──────── RECORDS FOR PROCESSING ────────
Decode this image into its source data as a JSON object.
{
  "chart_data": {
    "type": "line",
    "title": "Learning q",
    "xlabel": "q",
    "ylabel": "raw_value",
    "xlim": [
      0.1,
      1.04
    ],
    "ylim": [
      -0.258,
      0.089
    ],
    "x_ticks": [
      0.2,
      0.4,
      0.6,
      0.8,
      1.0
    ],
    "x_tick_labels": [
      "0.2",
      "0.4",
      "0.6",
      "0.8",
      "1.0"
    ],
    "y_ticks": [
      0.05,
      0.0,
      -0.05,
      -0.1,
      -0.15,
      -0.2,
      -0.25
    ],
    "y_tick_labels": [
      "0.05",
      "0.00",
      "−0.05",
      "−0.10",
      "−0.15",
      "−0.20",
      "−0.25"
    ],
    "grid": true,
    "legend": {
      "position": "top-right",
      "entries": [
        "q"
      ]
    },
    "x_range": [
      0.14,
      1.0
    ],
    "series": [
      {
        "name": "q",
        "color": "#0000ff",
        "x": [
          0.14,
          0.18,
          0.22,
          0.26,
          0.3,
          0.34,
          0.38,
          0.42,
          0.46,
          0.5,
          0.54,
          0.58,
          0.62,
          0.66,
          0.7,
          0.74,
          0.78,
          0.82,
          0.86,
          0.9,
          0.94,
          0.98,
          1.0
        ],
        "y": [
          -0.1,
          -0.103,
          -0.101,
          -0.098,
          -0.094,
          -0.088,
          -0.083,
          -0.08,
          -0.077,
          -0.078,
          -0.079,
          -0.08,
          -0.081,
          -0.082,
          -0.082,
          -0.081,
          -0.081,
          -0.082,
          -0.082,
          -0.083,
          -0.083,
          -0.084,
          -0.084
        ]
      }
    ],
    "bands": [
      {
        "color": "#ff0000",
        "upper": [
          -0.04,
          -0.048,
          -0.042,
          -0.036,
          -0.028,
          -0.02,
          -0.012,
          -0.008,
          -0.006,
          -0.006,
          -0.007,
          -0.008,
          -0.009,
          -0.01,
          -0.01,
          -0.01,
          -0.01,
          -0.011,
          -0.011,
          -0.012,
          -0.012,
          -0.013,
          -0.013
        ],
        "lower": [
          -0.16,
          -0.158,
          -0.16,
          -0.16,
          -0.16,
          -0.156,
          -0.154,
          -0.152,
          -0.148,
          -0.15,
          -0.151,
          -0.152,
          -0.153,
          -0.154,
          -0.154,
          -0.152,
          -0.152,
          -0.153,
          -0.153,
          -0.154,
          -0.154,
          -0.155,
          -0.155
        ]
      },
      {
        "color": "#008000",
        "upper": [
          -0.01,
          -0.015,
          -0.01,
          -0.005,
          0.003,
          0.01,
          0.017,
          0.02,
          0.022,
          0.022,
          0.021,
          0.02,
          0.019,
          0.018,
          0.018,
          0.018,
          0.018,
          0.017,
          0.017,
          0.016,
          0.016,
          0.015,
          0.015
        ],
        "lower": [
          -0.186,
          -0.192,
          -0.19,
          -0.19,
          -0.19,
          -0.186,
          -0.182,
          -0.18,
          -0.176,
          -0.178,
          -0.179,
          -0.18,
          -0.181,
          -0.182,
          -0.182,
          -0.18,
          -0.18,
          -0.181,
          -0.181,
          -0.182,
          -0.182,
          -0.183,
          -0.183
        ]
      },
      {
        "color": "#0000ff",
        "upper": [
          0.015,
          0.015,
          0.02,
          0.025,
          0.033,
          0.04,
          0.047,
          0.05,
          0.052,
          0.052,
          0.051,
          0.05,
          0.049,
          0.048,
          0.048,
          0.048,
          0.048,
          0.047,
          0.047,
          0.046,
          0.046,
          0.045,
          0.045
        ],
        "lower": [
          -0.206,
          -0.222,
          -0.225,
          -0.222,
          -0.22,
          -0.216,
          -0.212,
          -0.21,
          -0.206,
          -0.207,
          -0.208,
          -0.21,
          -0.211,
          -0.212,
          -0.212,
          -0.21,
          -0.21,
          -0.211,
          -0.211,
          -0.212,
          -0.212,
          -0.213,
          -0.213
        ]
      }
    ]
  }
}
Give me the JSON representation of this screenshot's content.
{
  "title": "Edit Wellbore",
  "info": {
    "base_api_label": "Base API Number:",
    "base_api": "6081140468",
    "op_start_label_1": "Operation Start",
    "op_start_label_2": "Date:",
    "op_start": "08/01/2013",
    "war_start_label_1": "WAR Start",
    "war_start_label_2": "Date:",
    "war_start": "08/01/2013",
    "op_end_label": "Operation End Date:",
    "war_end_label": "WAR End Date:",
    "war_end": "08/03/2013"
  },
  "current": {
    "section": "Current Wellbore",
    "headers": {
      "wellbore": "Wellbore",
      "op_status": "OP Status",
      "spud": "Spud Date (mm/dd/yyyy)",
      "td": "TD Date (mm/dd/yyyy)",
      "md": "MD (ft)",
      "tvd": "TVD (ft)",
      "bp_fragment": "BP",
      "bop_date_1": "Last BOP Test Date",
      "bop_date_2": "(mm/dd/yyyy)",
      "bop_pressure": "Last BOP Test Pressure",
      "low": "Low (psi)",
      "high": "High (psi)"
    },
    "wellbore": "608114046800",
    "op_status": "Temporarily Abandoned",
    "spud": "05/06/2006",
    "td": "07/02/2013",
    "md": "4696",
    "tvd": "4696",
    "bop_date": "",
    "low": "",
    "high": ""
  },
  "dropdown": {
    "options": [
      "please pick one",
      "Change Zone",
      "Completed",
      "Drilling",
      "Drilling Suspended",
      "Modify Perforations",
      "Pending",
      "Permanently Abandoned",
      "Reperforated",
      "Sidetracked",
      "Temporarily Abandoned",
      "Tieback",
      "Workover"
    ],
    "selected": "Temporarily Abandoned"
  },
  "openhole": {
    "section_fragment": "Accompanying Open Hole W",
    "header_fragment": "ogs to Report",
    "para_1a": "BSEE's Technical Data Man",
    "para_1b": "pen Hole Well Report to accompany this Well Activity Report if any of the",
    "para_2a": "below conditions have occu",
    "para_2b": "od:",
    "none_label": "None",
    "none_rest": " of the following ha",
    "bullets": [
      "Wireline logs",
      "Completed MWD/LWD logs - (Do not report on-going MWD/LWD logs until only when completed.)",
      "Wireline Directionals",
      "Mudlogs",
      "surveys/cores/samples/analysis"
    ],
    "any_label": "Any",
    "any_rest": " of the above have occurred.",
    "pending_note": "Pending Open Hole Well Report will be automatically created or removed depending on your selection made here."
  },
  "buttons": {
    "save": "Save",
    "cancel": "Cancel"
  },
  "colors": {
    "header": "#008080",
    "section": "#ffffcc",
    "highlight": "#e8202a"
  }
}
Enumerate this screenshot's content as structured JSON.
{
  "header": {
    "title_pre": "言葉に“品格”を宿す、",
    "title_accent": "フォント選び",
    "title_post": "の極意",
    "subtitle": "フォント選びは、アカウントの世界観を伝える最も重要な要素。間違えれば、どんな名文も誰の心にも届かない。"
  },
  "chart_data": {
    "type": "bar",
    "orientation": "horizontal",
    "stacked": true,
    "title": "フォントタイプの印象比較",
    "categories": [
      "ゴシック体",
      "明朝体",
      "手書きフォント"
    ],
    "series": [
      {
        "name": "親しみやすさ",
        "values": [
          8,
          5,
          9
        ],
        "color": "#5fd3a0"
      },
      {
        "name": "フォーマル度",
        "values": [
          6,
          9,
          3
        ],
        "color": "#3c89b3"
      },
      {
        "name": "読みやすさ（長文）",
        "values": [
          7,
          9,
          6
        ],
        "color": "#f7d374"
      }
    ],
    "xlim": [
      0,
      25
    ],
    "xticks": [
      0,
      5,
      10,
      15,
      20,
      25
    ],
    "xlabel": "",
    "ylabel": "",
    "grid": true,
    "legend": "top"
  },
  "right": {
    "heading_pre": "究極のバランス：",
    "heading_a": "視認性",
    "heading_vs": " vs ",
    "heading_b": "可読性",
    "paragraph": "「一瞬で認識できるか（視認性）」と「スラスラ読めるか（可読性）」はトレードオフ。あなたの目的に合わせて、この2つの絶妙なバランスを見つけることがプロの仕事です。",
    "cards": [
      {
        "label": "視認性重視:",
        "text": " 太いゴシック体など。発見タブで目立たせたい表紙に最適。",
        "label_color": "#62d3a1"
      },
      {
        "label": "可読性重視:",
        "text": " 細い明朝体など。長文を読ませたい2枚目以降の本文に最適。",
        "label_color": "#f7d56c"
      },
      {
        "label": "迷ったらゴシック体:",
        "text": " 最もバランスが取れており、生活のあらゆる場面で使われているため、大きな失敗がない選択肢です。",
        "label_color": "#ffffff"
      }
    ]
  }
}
────────
WHAT THE EXERCISE ASKS — Copy each line of the listing that includes "Last".

OUTPUT FOR THIS EXERCISE —
      "bop_date_1": "Last BOP Test Date",
      "bop_pressure": "Last BOP Test Pressure",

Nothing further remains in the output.